— Short exercise —
Return each line of the records holding the string "unit".

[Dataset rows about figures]
____
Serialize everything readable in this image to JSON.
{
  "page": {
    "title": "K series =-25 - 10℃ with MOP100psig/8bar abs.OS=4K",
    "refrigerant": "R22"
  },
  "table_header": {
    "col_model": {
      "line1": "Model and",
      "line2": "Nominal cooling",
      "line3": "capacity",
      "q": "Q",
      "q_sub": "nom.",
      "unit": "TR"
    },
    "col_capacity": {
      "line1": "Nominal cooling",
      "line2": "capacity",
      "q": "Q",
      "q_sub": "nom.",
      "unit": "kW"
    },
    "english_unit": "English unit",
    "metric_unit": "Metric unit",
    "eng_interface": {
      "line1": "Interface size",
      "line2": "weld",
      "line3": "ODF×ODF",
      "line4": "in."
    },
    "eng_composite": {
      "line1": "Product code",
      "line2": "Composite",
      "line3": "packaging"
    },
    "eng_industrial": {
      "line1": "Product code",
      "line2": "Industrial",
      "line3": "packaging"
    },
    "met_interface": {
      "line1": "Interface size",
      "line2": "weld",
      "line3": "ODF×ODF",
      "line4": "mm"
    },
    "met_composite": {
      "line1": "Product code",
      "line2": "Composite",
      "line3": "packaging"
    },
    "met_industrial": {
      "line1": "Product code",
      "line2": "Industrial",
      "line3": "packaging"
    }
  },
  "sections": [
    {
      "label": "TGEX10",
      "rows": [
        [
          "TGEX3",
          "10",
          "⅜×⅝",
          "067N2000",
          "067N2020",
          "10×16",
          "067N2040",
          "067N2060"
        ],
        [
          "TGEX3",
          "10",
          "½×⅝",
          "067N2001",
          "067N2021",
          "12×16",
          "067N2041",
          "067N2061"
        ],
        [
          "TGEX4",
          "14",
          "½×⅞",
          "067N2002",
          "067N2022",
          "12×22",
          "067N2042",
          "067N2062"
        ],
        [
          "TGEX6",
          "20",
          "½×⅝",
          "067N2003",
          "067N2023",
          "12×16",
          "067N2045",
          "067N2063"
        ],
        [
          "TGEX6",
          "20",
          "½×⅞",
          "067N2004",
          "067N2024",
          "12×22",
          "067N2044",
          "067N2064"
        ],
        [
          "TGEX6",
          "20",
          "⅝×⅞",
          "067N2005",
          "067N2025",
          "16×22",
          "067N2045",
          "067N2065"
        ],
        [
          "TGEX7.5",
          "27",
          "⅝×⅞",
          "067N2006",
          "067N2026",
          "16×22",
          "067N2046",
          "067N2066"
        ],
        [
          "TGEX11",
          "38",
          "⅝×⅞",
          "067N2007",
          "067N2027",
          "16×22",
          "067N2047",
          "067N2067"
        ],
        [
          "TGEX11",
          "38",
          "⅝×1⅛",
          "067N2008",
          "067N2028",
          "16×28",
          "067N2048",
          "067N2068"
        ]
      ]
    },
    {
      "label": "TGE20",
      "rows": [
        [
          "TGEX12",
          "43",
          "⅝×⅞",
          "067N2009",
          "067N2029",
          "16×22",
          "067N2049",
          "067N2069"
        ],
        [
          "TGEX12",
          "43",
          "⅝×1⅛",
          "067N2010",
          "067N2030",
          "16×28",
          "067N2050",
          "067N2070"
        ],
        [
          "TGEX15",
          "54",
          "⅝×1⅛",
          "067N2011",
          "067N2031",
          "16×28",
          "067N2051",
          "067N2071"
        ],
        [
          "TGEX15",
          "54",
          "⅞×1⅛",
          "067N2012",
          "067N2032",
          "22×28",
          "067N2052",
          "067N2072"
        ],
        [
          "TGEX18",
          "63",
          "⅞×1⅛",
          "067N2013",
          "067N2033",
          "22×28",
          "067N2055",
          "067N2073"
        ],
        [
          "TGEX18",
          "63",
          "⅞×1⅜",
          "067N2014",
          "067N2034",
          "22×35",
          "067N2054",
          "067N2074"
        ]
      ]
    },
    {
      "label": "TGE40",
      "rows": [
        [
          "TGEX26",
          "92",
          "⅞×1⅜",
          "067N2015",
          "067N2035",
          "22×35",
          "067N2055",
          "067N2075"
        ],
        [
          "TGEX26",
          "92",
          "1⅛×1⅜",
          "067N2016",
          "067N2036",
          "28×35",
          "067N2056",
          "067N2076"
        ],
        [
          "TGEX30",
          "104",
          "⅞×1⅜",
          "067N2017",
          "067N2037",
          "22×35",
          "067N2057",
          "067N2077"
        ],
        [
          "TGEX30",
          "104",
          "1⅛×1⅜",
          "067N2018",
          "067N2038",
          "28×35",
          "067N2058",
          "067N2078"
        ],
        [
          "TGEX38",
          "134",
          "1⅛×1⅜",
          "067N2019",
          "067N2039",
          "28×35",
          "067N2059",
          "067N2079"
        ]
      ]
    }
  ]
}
____
— Solution to the problem —
      "unit": "TR"
      "unit": "kW"
    "english_unit": "English unit",
    "metric_unit": "Metric unit",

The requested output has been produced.